__What the task asks__
Copy out each line that includes the word "title".

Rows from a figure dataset

┌──

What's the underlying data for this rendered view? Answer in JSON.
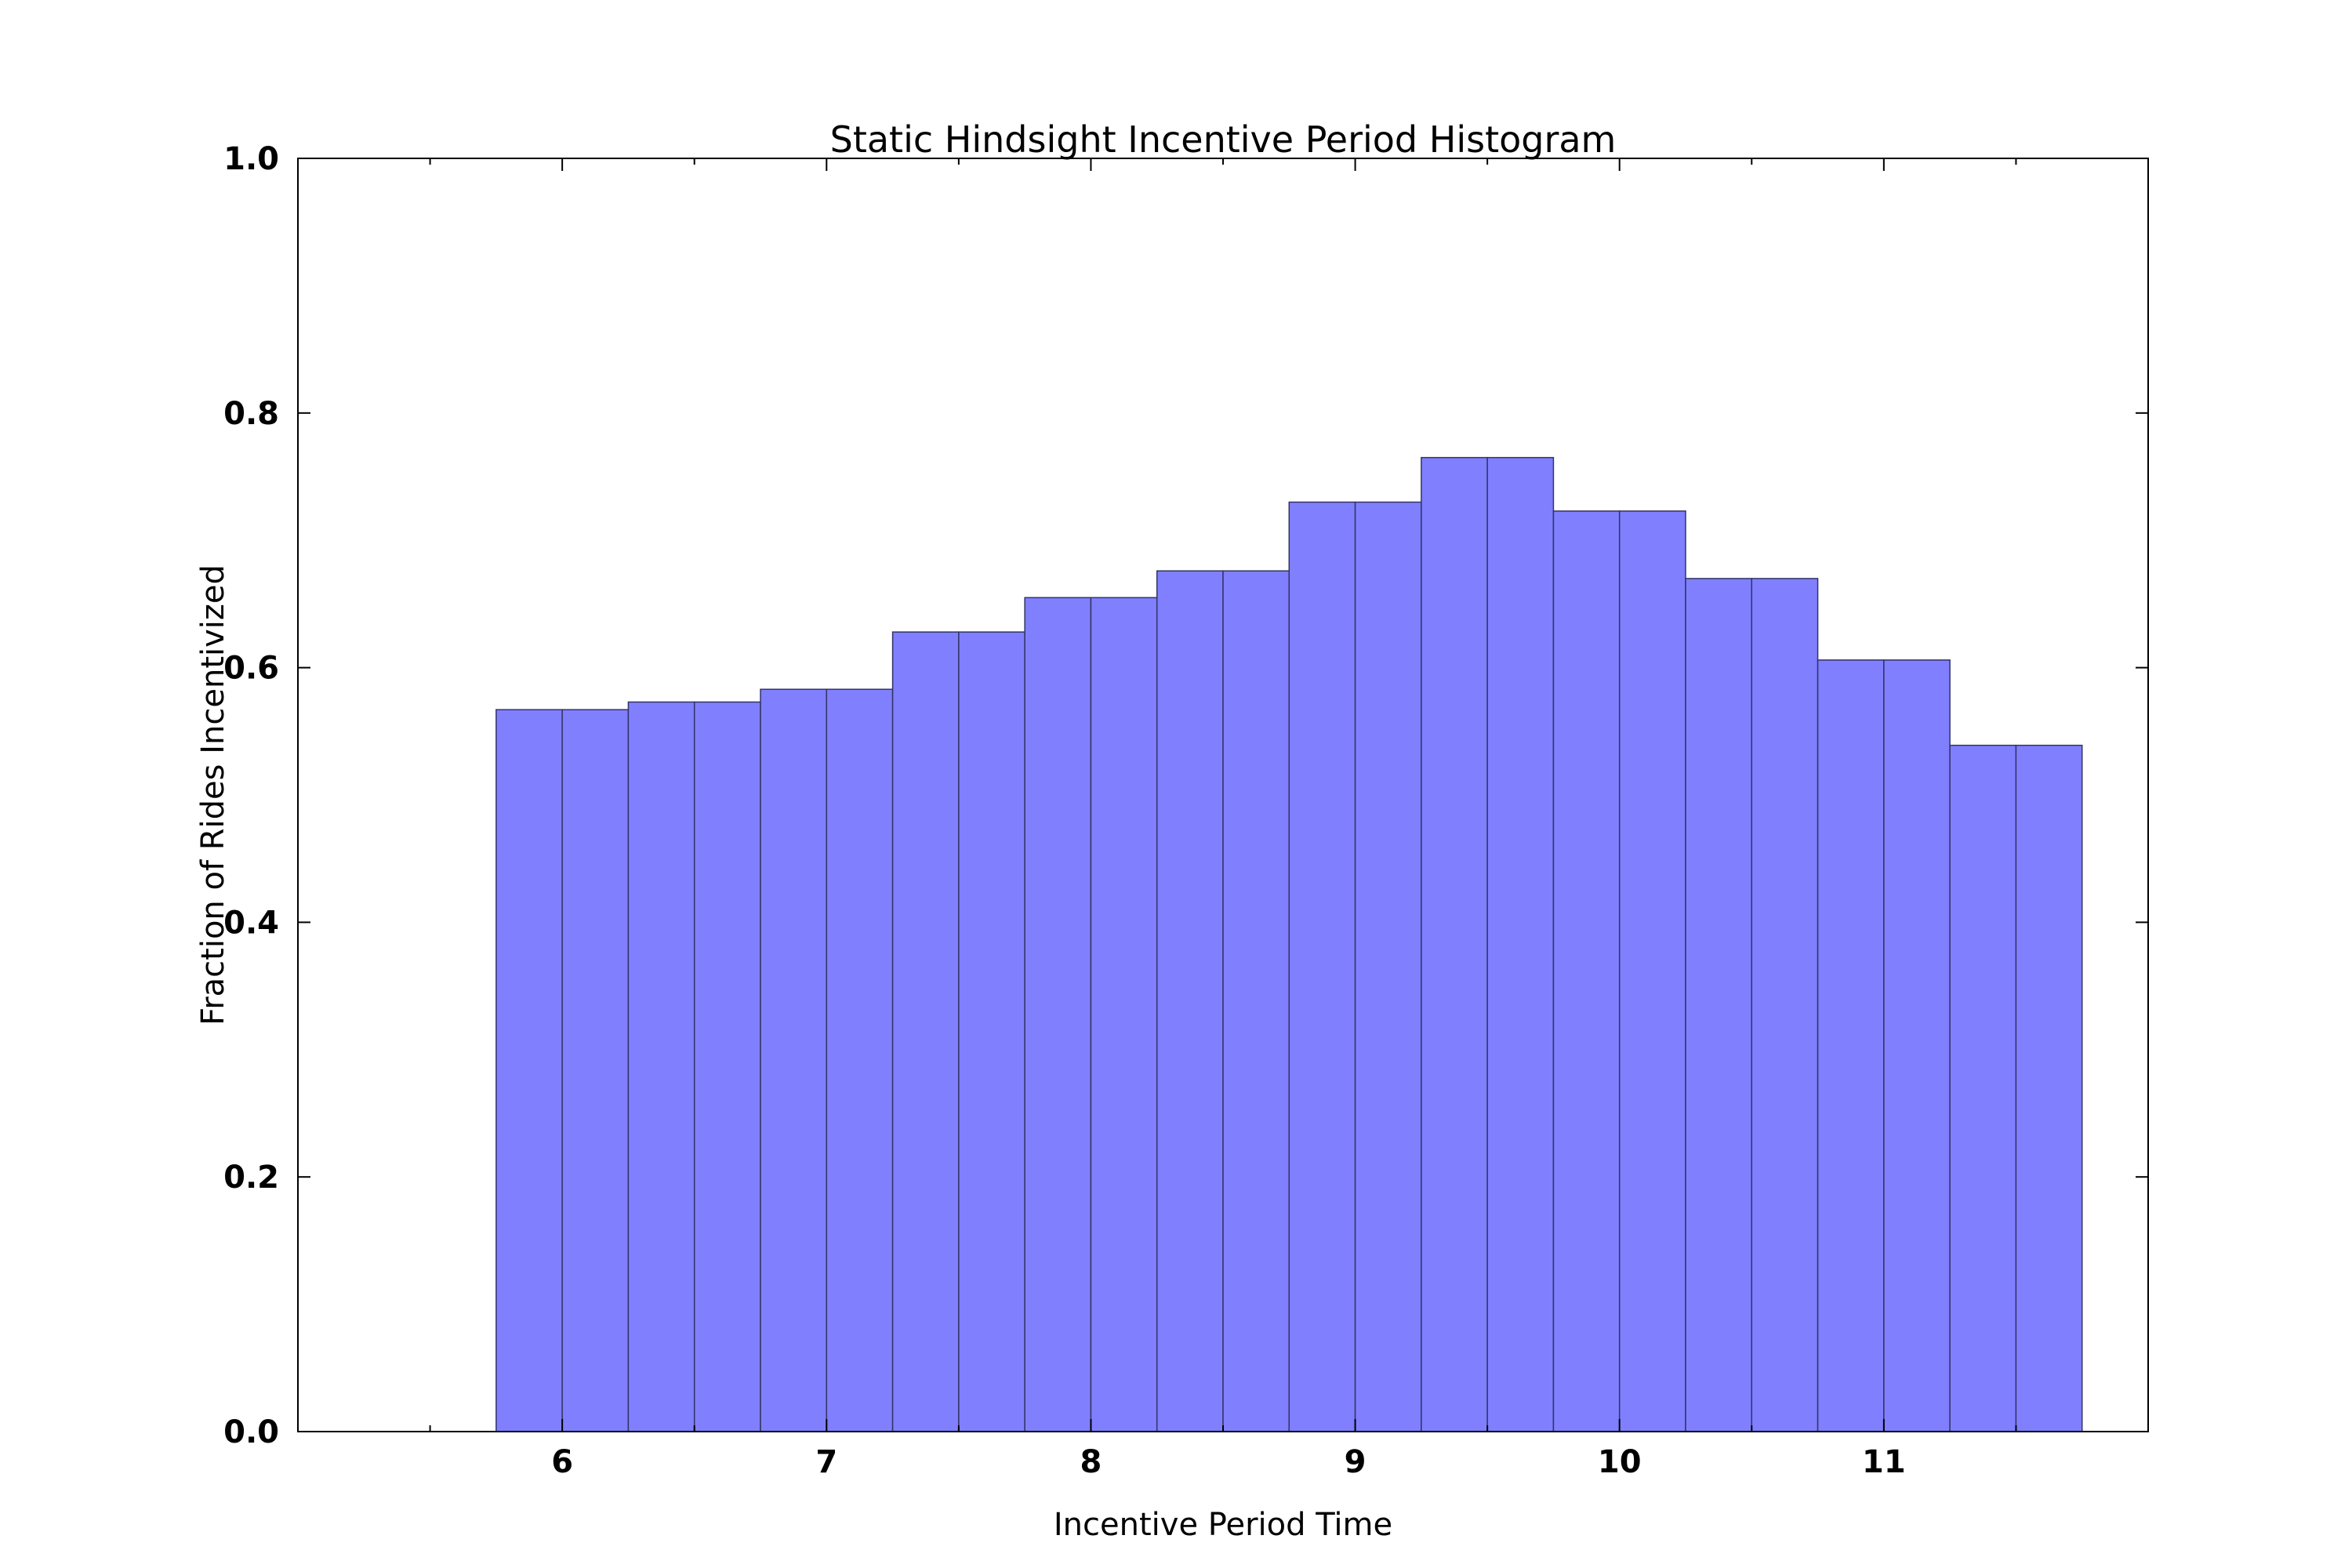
{
  "chart_data": {
    "type": "bar",
    "title": "Static Hindsight Incentive Period Histogram",
    "xlabel": "Incentive Period Time",
    "ylabel": "Fraction of Rides Incentivized",
    "xlim": [
      5,
      12
    ],
    "ylim": [
      0,
      1.0
    ],
    "bar_width": 0.25,
    "x": [
      5.875,
      6.125,
      6.375,
      6.625,
      6.875,
      7.125,
      7.375,
      7.625,
      7.875,
      8.125,
      8.375,
      8.625,
      8.875,
      9.125,
      9.375,
      9.625,
      9.875,
      10.125,
      10.375,
      10.625,
      10.875,
      11.125,
      11.375,
      11.625
    ],
    "values": [
      0.567,
      0.567,
      0.573,
      0.573,
      0.583,
      0.583,
      0.628,
      0.628,
      0.655,
      0.655,
      0.676,
      0.676,
      0.73,
      0.73,
      0.765,
      0.765,
      0.723,
      0.723,
      0.67,
      0.67,
      0.606,
      0.606,
      0.539,
      0.539
    ],
    "xticks": [
      "6",
      "7",
      "8",
      "9",
      "10",
      "11"
    ],
    "xtick_values": [
      6,
      7,
      8,
      9,
      10,
      11
    ],
    "yticks": [
      "0.0",
      "0.2",
      "0.4",
      "0.6",
      "0.8",
      "1.0"
    ],
    "ytick_values": [
      0.0,
      0.2,
      0.4,
      0.6,
      0.8,
      1.0
    ],
    "bar_color": "#8080ff",
    "bar_edge_color": "#333366",
    "grid": false,
    "legend": "none"
  }
}
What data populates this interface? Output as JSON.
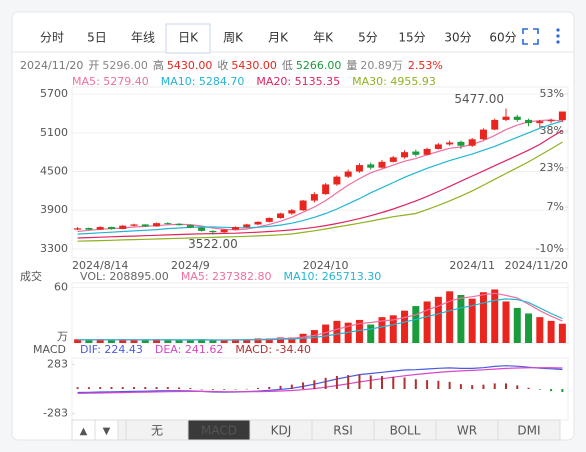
{
  "tabs": {
    "items": [
      "分时",
      "5日",
      "年线",
      "日K",
      "周K",
      "月K",
      "年K",
      "5分",
      "15分",
      "30分",
      "60分"
    ],
    "active": "日K"
  },
  "quote": {
    "date": "2024/11/20",
    "fields": [
      {
        "label": "开",
        "value": "5296.00",
        "color": "#888888"
      },
      {
        "label": "高",
        "value": "5430.00",
        "color": "#e8251f"
      },
      {
        "label": "收",
        "value": "5430.00",
        "color": "#e8251f"
      },
      {
        "label": "低",
        "value": "5266.00",
        "color": "#1a9b3c"
      },
      {
        "label": "量",
        "value": "20.89万",
        "color": "#888888"
      }
    ],
    "change": "2.53%",
    "change_color": "#e8251f"
  },
  "toolbar": {
    "arrows": [
      "▲",
      "▼"
    ],
    "items": [
      "无",
      "MACD",
      "KDJ",
      "RSI",
      "BOLL",
      "WR",
      "DMI"
    ],
    "active": "MACD"
  },
  "chart_data": [
    {
      "type": "candlestick",
      "categories": [
        "2024/8/14",
        null,
        null,
        null,
        null,
        null,
        null,
        null,
        null,
        null,
        "2024/9",
        null,
        null,
        null,
        null,
        null,
        null,
        null,
        null,
        null,
        null,
        null,
        "2024/10",
        null,
        null,
        null,
        null,
        null,
        null,
        null,
        null,
        null,
        null,
        null,
        null,
        "2024/11",
        null,
        null,
        null,
        null,
        null,
        null,
        null,
        "2024/11/20"
      ],
      "open": [
        3600,
        3625,
        3600,
        3640,
        3610,
        3660,
        3680,
        3650,
        3700,
        3690,
        3670,
        3630,
        3580,
        3560,
        3600,
        3640,
        3680,
        3720,
        3780,
        3850,
        3900,
        4050,
        4150,
        4300,
        4420,
        4500,
        4610,
        4560,
        4650,
        4720,
        4810,
        4760,
        4850,
        4920,
        4960,
        4900,
        5000,
        5150,
        5300,
        5350,
        5300,
        5250,
        5280,
        5296
      ],
      "high": [
        3640,
        3630,
        3650,
        3645,
        3670,
        3690,
        3685,
        3710,
        3715,
        3700,
        3675,
        3640,
        3590,
        3610,
        3650,
        3690,
        3730,
        3790,
        3860,
        3920,
        4060,
        4180,
        4320,
        4440,
        4530,
        4630,
        4640,
        4680,
        4740,
        4830,
        4840,
        4870,
        4940,
        4980,
        4980,
        5020,
        5170,
        5320,
        5477,
        5380,
        5320,
        5300,
        5320,
        5430
      ],
      "low": [
        3590,
        3590,
        3595,
        3600,
        3605,
        3650,
        3640,
        3645,
        3680,
        3660,
        3620,
        3570,
        3522,
        3550,
        3590,
        3630,
        3670,
        3710,
        3770,
        3830,
        3890,
        4020,
        4140,
        4280,
        4400,
        4480,
        4530,
        4550,
        4640,
        4700,
        4730,
        4750,
        4840,
        4900,
        4850,
        4880,
        4990,
        5140,
        5280,
        5270,
        5200,
        5180,
        5250,
        5266
      ],
      "close": [
        3620,
        3600,
        3640,
        3610,
        3660,
        3680,
        3650,
        3700,
        3690,
        3670,
        3630,
        3580,
        3560,
        3600,
        3640,
        3680,
        3720,
        3780,
        3850,
        3900,
        4050,
        4150,
        4300,
        4420,
        4500,
        4600,
        4560,
        4650,
        4720,
        4800,
        4760,
        4850,
        4920,
        4950,
        4900,
        5000,
        5150,
        5300,
        5350,
        5300,
        5250,
        5280,
        5296,
        5430
      ],
      "up_color": "#e8251f",
      "down_color": "#1a9b3c",
      "series": [
        {
          "name": "MA5: 5279.40",
          "color": "#f06fa0",
          "values": [
            3570,
            3590,
            3605,
            3615,
            3625,
            3640,
            3650,
            3660,
            3675,
            3680,
            3678,
            3655,
            3625,
            3605,
            3595,
            3610,
            3640,
            3680,
            3730,
            3790,
            3870,
            3950,
            4050,
            4170,
            4290,
            4390,
            4480,
            4540,
            4600,
            4660,
            4700,
            4760,
            4810,
            4860,
            4880,
            4920,
            4980,
            5060,
            5150,
            5220,
            5270,
            5290,
            5300,
            5279.4
          ]
        },
        {
          "name": "MA10: 5284.70",
          "color": "#23b5d3",
          "values": [
            3530,
            3540,
            3550,
            3560,
            3570,
            3580,
            3590,
            3600,
            3615,
            3625,
            3635,
            3640,
            3640,
            3635,
            3630,
            3630,
            3635,
            3650,
            3670,
            3700,
            3740,
            3790,
            3850,
            3920,
            4000,
            4080,
            4170,
            4250,
            4330,
            4410,
            4480,
            4550,
            4610,
            4670,
            4720,
            4770,
            4830,
            4890,
            4960,
            5030,
            5100,
            5170,
            5230,
            5284.7
          ]
        },
        {
          "name": "MA20: 5135.35",
          "color": "#e0245e",
          "values": [
            3470,
            3476,
            3482,
            3488,
            3494,
            3500,
            3506,
            3512,
            3518,
            3524,
            3530,
            3535,
            3538,
            3541,
            3545,
            3552,
            3560,
            3570,
            3582,
            3596,
            3614,
            3636,
            3662,
            3694,
            3730,
            3770,
            3815,
            3865,
            3920,
            3980,
            4045,
            4115,
            4190,
            4270,
            4350,
            4430,
            4510,
            4590,
            4670,
            4750,
            4830,
            4920,
            5030,
            5135.35
          ]
        },
        {
          "name": "MA30: 4955.93",
          "color": "#8fb21e",
          "values": [
            3420,
            3425,
            3430,
            3435,
            3440,
            3445,
            3450,
            3455,
            3460,
            3465,
            3470,
            3475,
            3480,
            3485,
            3490,
            3496,
            3502,
            3510,
            3520,
            3532,
            3556,
            3582,
            3610,
            3640,
            3670,
            3700,
            3732,
            3766,
            3800,
            3825,
            3850,
            3910,
            3975,
            4045,
            4120,
            4200,
            4290,
            4380,
            4470,
            4560,
            4650,
            4750,
            4850,
            4955.93
          ]
        }
      ],
      "ylim": [
        3160,
        5810
      ],
      "yticks": [
        3300,
        3900,
        4500,
        5100,
        5700
      ],
      "y2lim": [
        -13.7,
        55.9
      ],
      "y2ticks": [
        {
          "value": -10,
          "label": "-10%"
        },
        {
          "value": 7,
          "label": "7%"
        },
        {
          "value": 23,
          "label": "23%"
        },
        {
          "value": 38,
          "label": "38%"
        },
        {
          "value": 53,
          "label": "53%"
        }
      ],
      "max_label": "5477.00",
      "min_label": "3522.00",
      "grid": true
    },
    {
      "type": "bar",
      "title": "成交",
      "unit": "万",
      "series": [
        {
          "name": "VOL: 208895.00",
          "color": "#666666",
          "values": [
            4,
            3,
            4,
            3,
            4,
            3,
            3,
            4,
            3,
            3,
            3,
            4,
            3,
            3,
            4,
            4,
            5,
            5,
            6,
            6,
            10,
            14,
            20,
            24,
            22,
            25,
            20,
            28,
            30,
            35,
            40,
            45,
            50,
            56,
            52,
            48,
            55,
            58,
            45,
            38,
            32,
            28,
            24,
            20.89
          ]
        },
        {
          "name": "MA5: 237382.80",
          "type": "line",
          "color": "#f06fa0",
          "values": [
            3.6,
            3.6,
            3.6,
            3.6,
            3.6,
            3.4,
            3.4,
            3.4,
            3.4,
            3.2,
            3.2,
            3.4,
            3.2,
            3.2,
            3.4,
            3.6,
            3.8,
            4.2,
            4.8,
            5.2,
            6.4,
            8.2,
            11.2,
            14.8,
            18,
            21,
            22.2,
            23.8,
            25,
            27.6,
            30.6,
            35.6,
            40,
            45.2,
            48.6,
            50.2,
            52.2,
            53.8,
            51.6,
            48.8,
            42,
            35,
            29,
            23.74
          ]
        },
        {
          "name": "MA10: 265713.30",
          "type": "line",
          "color": "#23b5d3",
          "values": [
            3.5,
            3.5,
            3.5,
            3.5,
            3.5,
            3.5,
            3.5,
            3.5,
            3.5,
            3.4,
            3.4,
            3.4,
            3.3,
            3.3,
            3.3,
            3.4,
            3.5,
            3.7,
            4,
            4.3,
            5,
            6,
            7.6,
            9.6,
            11.6,
            13.6,
            15.2,
            17.4,
            19.8,
            22.6,
            25.6,
            28.6,
            31.6,
            35,
            38,
            40.4,
            43.4,
            46.2,
            47.8,
            47,
            44,
            38,
            32,
            26.57
          ]
        }
      ],
      "ylim": [
        0,
        65
      ],
      "yticks": [
        60
      ]
    },
    {
      "type": "macd",
      "title": "MACD",
      "series": [
        {
          "name": "DIF: 224.43",
          "type": "line",
          "color": "#4a5be0",
          "values": [
            -40,
            -38,
            -35,
            -33,
            -30,
            -27,
            -25,
            -22,
            -20,
            -20,
            -22,
            -28,
            -34,
            -36,
            -34,
            -30,
            -24,
            -15,
            -5,
            8,
            30,
            55,
            85,
            115,
            140,
            165,
            178,
            192,
            205,
            218,
            222,
            230,
            238,
            242,
            236,
            236,
            245,
            260,
            268,
            262,
            250,
            240,
            232,
            224.43
          ]
        },
        {
          "name": "DEA: 241.62",
          "type": "line",
          "color": "#d946c8",
          "values": [
            -50,
            -48,
            -46,
            -44,
            -41,
            -38,
            -36,
            -33,
            -31,
            -29,
            -28,
            -28,
            -29,
            -31,
            -31,
            -31,
            -30,
            -27,
            -23,
            -17,
            -8,
            5,
            21,
            40,
            60,
            81,
            100,
            118,
            135,
            152,
            166,
            179,
            191,
            201,
            208,
            214,
            220,
            228,
            236,
            241,
            243,
            244,
            244,
            241.62
          ]
        },
        {
          "name": "MACD: -34.40",
          "type": "bar",
          "color": "#b03030",
          "negative_color": "#1a9b3c",
          "values": [
            20,
            20,
            22,
            22,
            22,
            22,
            22,
            22,
            22,
            18,
            12,
            0,
            -10,
            -10,
            -6,
            2,
            12,
            24,
            36,
            50,
            76,
            100,
            128,
            150,
            160,
            168,
            156,
            148,
            140,
            132,
            112,
            102,
            94,
            82,
            56,
            44,
            50,
            64,
            64,
            42,
            14,
            -8,
            -24,
            -34.4
          ]
        }
      ],
      "ylim": [
        -310,
        310
      ],
      "yticks": [
        283,
        -283
      ]
    }
  ]
}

└──

__Full solution__
    "title": "Static Hindsight Incentive Period Histogram",
      "title": "成交",
      "title": "MACD",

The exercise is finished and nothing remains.